▶ _Task objective_: Find the line with "Decode this image" in the data below. Repeat it and every line after it up to the end, exactly, but drop the pictures.

··· Given records

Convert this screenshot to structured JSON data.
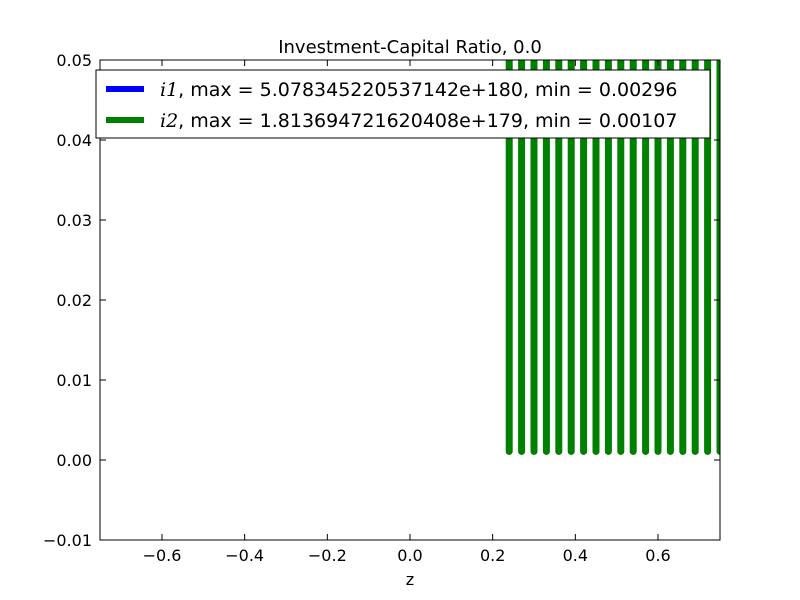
{
  "chart_data": {
    "type": "line",
    "title": "Investment-Capital Ratio, 0.0",
    "xlabel": "z",
    "ylabel": "",
    "xlim": [
      -0.75,
      0.75
    ],
    "ylim": [
      -0.01,
      0.05
    ],
    "xticks": [
      "−0.6",
      "−0.4",
      "−0.2",
      "0.0",
      "0.2",
      "0.4",
      "0.6"
    ],
    "xtick_values": [
      -0.6,
      -0.4,
      -0.2,
      0.0,
      0.2,
      0.4,
      0.6
    ],
    "yticks": [
      "−0.01",
      "0.00",
      "0.01",
      "0.02",
      "0.03",
      "0.04",
      "0.05"
    ],
    "ytick_values": [
      -0.01,
      0.0,
      0.01,
      0.02,
      0.03,
      0.04,
      0.05
    ],
    "legend_position": "top",
    "series": [
      {
        "name": "i1",
        "legend": "i1, max = 5.078345220537142e+180, min = 0.00296",
        "legend_italic": "i1",
        "legend_rest": ", max = 5.078345220537142e+180, min = 0.00296",
        "color": "#0000ff",
        "min": 0.00296,
        "max": 5.078345220537142e+180
      },
      {
        "name": "i2",
        "legend": "i2, max = 1.813694721620408e+179, min = 0.00107",
        "legend_italic": "i2",
        "legend_rest": ", max = 1.813694721620408e+179, min = 0.00107",
        "color": "#008000",
        "min": 0.00107,
        "max": 1.813694721620408e+179,
        "spike_x": [
          0.24,
          0.27,
          0.3,
          0.33,
          0.36,
          0.39,
          0.42,
          0.45,
          0.48,
          0.51,
          0.54,
          0.57,
          0.6,
          0.63,
          0.66,
          0.69,
          0.72,
          0.75
        ]
      }
    ]
  }
}
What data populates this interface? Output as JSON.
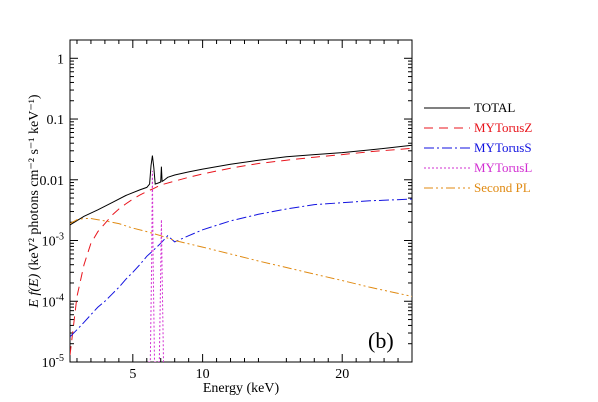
{
  "chart_data": {
    "type": "line",
    "title": "",
    "xlabel": "Energy (keV)",
    "ylabel_prefix": "E ",
    "ylabel_func": "f(E)",
    "ylabel_rest": " (keV² photons cm⁻² s⁻¹ keV⁻¹)",
    "xlim": [
      0.5,
      25
    ],
    "ylim": [
      1e-05,
      2
    ],
    "yscale": "log",
    "panel_label": "(b)",
    "legend_position": "right",
    "x_ticks": [
      {
        "value": 5,
        "label": "5"
      },
      {
        "value": 10,
        "label": "10"
      },
      {
        "value": 20,
        "label": "20"
      }
    ],
    "y_ticks": [
      {
        "value": 1e-05,
        "base": "10",
        "exp": "-5"
      },
      {
        "value": 0.0001,
        "base": "10",
        "exp": "-4"
      },
      {
        "value": 0.001,
        "base": "10",
        "exp": "-3"
      },
      {
        "value": 0.01,
        "label": "0.01"
      },
      {
        "value": 0.1,
        "label": "0.1"
      },
      {
        "value": 1,
        "label": "1"
      }
    ],
    "series": [
      {
        "name": "TOTAL",
        "color": "#000000",
        "dash": "",
        "x": [
          0.5,
          1.5,
          2.5,
          3.5,
          4.5,
          5.5,
          6.0,
          6.2,
          6.3,
          6.4,
          6.5,
          6.6,
          6.8,
          7.0,
          7.05,
          7.1,
          7.2,
          7.5,
          8,
          9,
          10,
          12,
          14,
          16,
          18,
          20,
          22,
          25
        ],
        "y": [
          0.0018,
          0.0025,
          0.0032,
          0.0042,
          0.0055,
          0.0068,
          0.0075,
          0.0085,
          0.017,
          0.025,
          0.016,
          0.0085,
          0.0088,
          0.0092,
          0.0165,
          0.0094,
          0.0097,
          0.011,
          0.012,
          0.0135,
          0.015,
          0.018,
          0.021,
          0.024,
          0.026,
          0.028,
          0.031,
          0.037
        ]
      },
      {
        "name": "MYTorusZ",
        "color": "#e8141c",
        "dash": "9,6",
        "x": [
          0.5,
          1.0,
          1.5,
          2.0,
          2.5,
          3.0,
          3.5,
          4.0,
          4.5,
          5.0,
          5.5,
          6.0,
          6.5,
          7.0,
          8,
          9,
          10,
          12,
          14,
          16,
          18,
          20,
          22,
          25
        ],
        "y": [
          1.3e-05,
          0.00012,
          0.0004,
          0.0009,
          0.0014,
          0.0019,
          0.0026,
          0.0033,
          0.004,
          0.0048,
          0.0056,
          0.0064,
          0.0072,
          0.0082,
          0.0095,
          0.011,
          0.0125,
          0.0155,
          0.0185,
          0.021,
          0.0235,
          0.026,
          0.029,
          0.033
        ]
      },
      {
        "name": "MYTorusS",
        "color": "#1212e0",
        "dash": "10,3,2,3",
        "x": [
          0.5,
          1.0,
          1.5,
          2.0,
          2.5,
          3.0,
          3.5,
          4.0,
          4.5,
          5.0,
          5.5,
          6.0,
          6.5,
          7.0,
          7.5,
          8,
          9,
          10,
          12,
          14,
          16,
          18,
          20,
          22,
          25
        ],
        "y": [
          2.6e-05,
          3.4e-05,
          4.5e-05,
          6e-05,
          8e-05,
          0.0001,
          0.00013,
          0.00017,
          0.00023,
          0.0003,
          0.0004,
          0.00055,
          0.0007,
          0.0009,
          0.0012,
          0.00095,
          0.0012,
          0.0015,
          0.0021,
          0.0027,
          0.0033,
          0.0039,
          0.0042,
          0.0045,
          0.0048
        ]
      },
      {
        "name": "MYTorusL",
        "color": "#d22fd2",
        "dash": "2,2",
        "x": [
          6.1,
          6.25,
          6.35,
          6.4,
          6.45,
          6.55,
          6.7,
          6.9,
          7.0,
          7.05,
          7.1,
          7.2,
          7.35
        ],
        "y": [
          1e-05,
          1e-05,
          0.0005,
          0.014,
          0.0005,
          1e-05,
          1e-05,
          1e-05,
          0.0003,
          0.0022,
          0.0003,
          1e-05,
          1e-05
        ]
      },
      {
        "name": "Second PL",
        "color": "#e08a12",
        "dash": "9,3,2,3,2,3",
        "x": [
          0.5,
          1.0,
          1.5,
          2.0,
          2.5,
          3.0,
          4,
          5,
          6,
          7,
          8,
          10,
          12,
          14,
          16,
          18,
          20,
          22,
          25
        ],
        "y": [
          0.0019,
          0.0022,
          0.0023,
          0.0023,
          0.0022,
          0.0021,
          0.0019,
          0.0016,
          0.0014,
          0.0012,
          0.001,
          0.00078,
          0.0006,
          0.00046,
          0.00036,
          0.00028,
          0.00022,
          0.00017,
          0.00012
        ]
      }
    ]
  }
}
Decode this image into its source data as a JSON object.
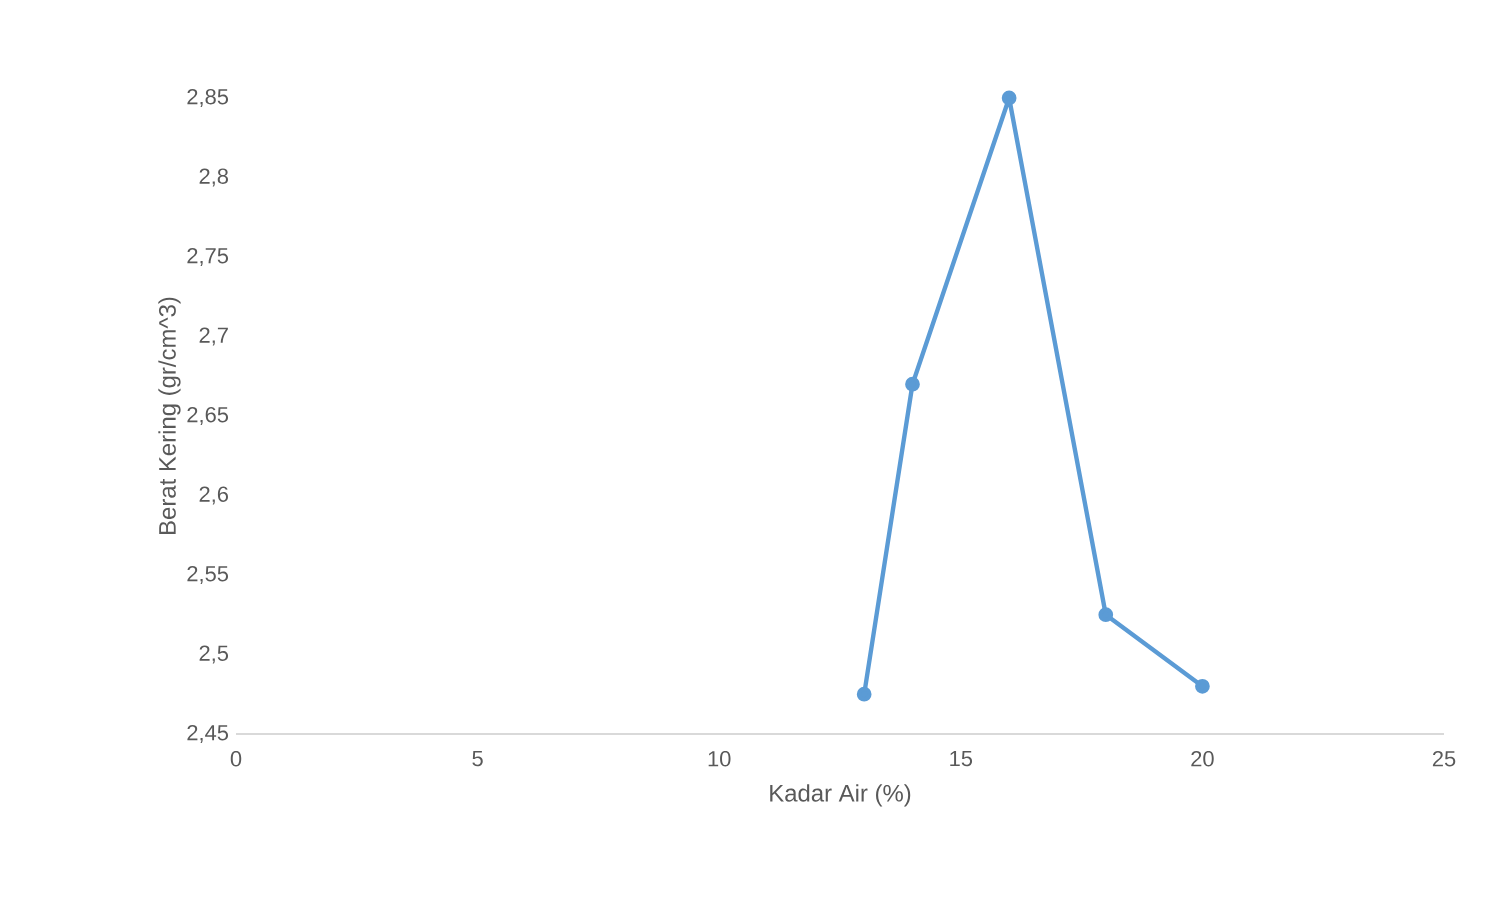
{
  "chart_data": {
    "type": "line",
    "xlabel": "Kadar Air (%)",
    "ylabel": "Berat Kering (gr/cm^3)",
    "x": [
      13,
      14,
      16,
      18,
      20
    ],
    "series": [
      {
        "color": "#5b9bd5",
        "values": [
          2.475,
          2.67,
          2.85,
          2.525,
          2.48
        ]
      }
    ],
    "xlim": [
      0,
      25
    ],
    "xticks": [
      0,
      5,
      10,
      15,
      20,
      25
    ],
    "ylim": [
      2.45,
      2.85
    ],
    "yticks": [
      {
        "value": 2.45,
        "label": "2,45"
      },
      {
        "value": 2.5,
        "label": "2,5"
      },
      {
        "value": 2.55,
        "label": "2,55"
      },
      {
        "value": 2.6,
        "label": "2,6"
      },
      {
        "value": 2.65,
        "label": "2,65"
      },
      {
        "value": 2.7,
        "label": "2,7"
      },
      {
        "value": 2.75,
        "label": "2,75"
      },
      {
        "value": 2.8,
        "label": "2,8"
      },
      {
        "value": 2.85,
        "label": "2,85"
      }
    ],
    "grid": false,
    "legend": false,
    "marker": "circle",
    "line_style": "solid"
  }
}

······

▶ _Solution_:
Decode this image into its source data as a JSON object.
{
  "chart_data": {
    "type": "line",
    "xlabel": "Kadar Air (%)",
    "ylabel": "Berat Kering (gr/cm^3)",
    "x": [
      13,
      14,
      16,
      18,
      20
    ],
    "series": [
      {
        "color": "#5b9bd5",
        "values": [
          2.475,
          2.67,
          2.85,
          2.525,
          2.48
        ]
      }
    ],
    "xlim": [
      0,
      25
    ],
    "xticks": [
      0,
      5,
      10,
      15,
      20,
      25
    ],
    "ylim": [
      2.45,
      2.85
    ],
    "yticks": [
      {
        "value": 2.45,
        "label": "2,45"
      },
      {
        "value": 2.5,
        "label": "2,5"
      },
      {
        "value": 2.55,
        "label": "2,55"
      },
      {
        "value": 2.6,
        "label": "2,6"
      },
      {
        "value": 2.65,
        "label": "2,65"
      },
      {
        "value": 2.7,
        "label": "2,7"
      },
      {
        "value": 2.75,
        "label": "2,75"
      },
      {
        "value": 2.8,
        "label": "2,8"
      },
      {
        "value": 2.85,
        "label": "2,85"
      }
    ],
    "grid": false,
    "legend": false,
    "marker": "circle",
    "line_style": "solid"
  }
}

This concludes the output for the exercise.